> GIVEN TASK: Copy every line of the material below word for word.

> RECORDED INFORMATION:
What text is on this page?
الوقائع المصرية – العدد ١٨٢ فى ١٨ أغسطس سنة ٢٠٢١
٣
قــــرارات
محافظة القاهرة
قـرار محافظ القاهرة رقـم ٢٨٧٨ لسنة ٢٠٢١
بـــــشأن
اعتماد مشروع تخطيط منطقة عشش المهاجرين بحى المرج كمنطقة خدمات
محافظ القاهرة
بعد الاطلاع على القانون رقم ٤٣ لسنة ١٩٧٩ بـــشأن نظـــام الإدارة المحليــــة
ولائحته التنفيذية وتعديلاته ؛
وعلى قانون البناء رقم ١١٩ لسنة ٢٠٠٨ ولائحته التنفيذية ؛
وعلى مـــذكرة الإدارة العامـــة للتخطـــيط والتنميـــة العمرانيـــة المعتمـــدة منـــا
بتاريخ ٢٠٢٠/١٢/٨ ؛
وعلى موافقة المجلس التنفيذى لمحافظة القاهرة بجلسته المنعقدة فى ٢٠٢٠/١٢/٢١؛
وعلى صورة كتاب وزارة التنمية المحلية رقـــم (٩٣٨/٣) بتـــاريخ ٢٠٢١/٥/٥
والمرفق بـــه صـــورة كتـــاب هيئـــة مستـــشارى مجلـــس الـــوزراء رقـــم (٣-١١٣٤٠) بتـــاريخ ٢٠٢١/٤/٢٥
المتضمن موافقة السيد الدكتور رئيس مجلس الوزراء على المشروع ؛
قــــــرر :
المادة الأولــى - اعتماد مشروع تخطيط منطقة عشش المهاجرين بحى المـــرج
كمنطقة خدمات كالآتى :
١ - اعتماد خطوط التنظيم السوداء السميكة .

> IN RESPONSE:
What text is on this page?
الوقائع المصرية – العدد ١٨٢ فى ١٨ أغسطس سنة ٢٠٢١
٣
قــــرارات
محافظة القاهرة
قـرار محافظ القاهرة رقـم ٢٨٧٨ لسنة ٢٠٢١
بـــــشأن
اعتماد مشروع تخطيط منطقة عشش المهاجرين بحى المرج كمنطقة خدمات
محافظ القاهرة
بعد الاطلاع على القانون رقم ٤٣ لسنة ١٩٧٩ بـــشأن نظـــام الإدارة المحليــــة
ولائحته التنفيذية وتعديلاته ؛
وعلى قانون البناء رقم ١١٩ لسنة ٢٠٠٨ ولائحته التنفيذية ؛
وعلى مـــذكرة الإدارة العامـــة للتخطـــيط والتنميـــة العمرانيـــة المعتمـــدة منـــا
بتاريخ ٢٠٢٠/١٢/٨ ؛
وعلى موافقة المجلس التنفيذى لمحافظة القاهرة بجلسته المنعقدة فى ٢٠٢٠/١٢/٢١؛
وعلى صورة كتاب وزارة التنمية المحلية رقـــم (٩٣٨/٣) بتـــاريخ ٢٠٢١/٥/٥
والمرفق بـــه صـــورة كتـــاب هيئـــة مستـــشارى مجلـــس الـــوزراء رقـــم (٣-١١٣٤٠) بتـــاريخ ٢٠٢١/٤/٢٥
المتضمن موافقة السيد الدكتور رئيس مجلس الوزراء على المشروع ؛
قــــــرر :
المادة الأولــى - اعتماد مشروع تخطيط منطقة عشش المهاجرين بحى المـــرج
كمنطقة خدمات كالآتى :
١ - اعتماد خطوط التنظيم السوداء السميكة .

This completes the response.